AIM OF THE EXERCISE →
Locate the lines that hold the string "Tobacco". Copy every such line.
--- START OF EXERCISE MATERIALS ---
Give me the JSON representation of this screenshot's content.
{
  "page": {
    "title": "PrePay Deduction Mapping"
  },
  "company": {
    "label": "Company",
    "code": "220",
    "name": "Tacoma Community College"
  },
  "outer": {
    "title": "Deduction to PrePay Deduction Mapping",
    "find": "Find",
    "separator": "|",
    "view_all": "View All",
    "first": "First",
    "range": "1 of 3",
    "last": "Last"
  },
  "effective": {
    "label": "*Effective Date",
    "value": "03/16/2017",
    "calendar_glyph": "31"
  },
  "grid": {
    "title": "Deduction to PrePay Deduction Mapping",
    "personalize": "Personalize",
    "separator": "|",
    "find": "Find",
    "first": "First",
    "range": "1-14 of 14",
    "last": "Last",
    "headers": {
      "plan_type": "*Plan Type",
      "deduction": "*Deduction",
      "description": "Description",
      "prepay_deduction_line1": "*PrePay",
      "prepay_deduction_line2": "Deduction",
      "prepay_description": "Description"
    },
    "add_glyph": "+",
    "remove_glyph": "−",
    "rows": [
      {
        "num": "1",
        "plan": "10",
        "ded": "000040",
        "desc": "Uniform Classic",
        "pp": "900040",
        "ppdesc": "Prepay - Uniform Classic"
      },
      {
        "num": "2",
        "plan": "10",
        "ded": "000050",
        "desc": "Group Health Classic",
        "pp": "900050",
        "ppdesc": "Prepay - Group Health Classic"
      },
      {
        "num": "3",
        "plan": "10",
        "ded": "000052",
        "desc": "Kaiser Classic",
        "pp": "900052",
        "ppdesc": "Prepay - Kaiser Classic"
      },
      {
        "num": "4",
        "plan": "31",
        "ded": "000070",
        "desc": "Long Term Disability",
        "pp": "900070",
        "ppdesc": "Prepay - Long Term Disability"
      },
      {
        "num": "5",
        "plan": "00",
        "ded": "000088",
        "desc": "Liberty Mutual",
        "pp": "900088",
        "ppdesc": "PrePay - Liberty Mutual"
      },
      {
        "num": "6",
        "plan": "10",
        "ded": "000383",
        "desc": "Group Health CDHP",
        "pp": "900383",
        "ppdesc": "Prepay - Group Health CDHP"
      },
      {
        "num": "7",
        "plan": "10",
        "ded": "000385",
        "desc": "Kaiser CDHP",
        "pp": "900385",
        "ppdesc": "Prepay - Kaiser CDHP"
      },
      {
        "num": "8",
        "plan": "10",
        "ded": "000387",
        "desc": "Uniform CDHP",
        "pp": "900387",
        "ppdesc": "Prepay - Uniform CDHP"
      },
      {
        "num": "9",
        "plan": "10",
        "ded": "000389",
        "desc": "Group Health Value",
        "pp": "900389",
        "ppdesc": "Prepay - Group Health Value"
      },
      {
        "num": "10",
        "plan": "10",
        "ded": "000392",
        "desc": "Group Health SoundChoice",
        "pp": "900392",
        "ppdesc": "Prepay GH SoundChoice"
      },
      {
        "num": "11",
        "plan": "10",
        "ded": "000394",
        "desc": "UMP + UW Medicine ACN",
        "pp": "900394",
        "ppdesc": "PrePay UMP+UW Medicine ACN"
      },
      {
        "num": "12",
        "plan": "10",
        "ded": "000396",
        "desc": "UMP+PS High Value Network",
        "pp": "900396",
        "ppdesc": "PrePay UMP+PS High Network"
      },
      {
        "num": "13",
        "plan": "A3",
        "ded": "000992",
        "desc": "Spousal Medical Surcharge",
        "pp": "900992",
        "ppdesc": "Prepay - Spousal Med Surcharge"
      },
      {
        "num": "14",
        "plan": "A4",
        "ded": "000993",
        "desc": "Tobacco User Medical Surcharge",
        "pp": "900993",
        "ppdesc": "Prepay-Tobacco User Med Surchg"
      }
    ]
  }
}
--- END OF EXERCISE MATERIALS ---
FULL OUTPUT →
        "desc": "Tobacco User Medical Surcharge",
        "ppdesc": "Prepay-Tobacco User Med Surchg"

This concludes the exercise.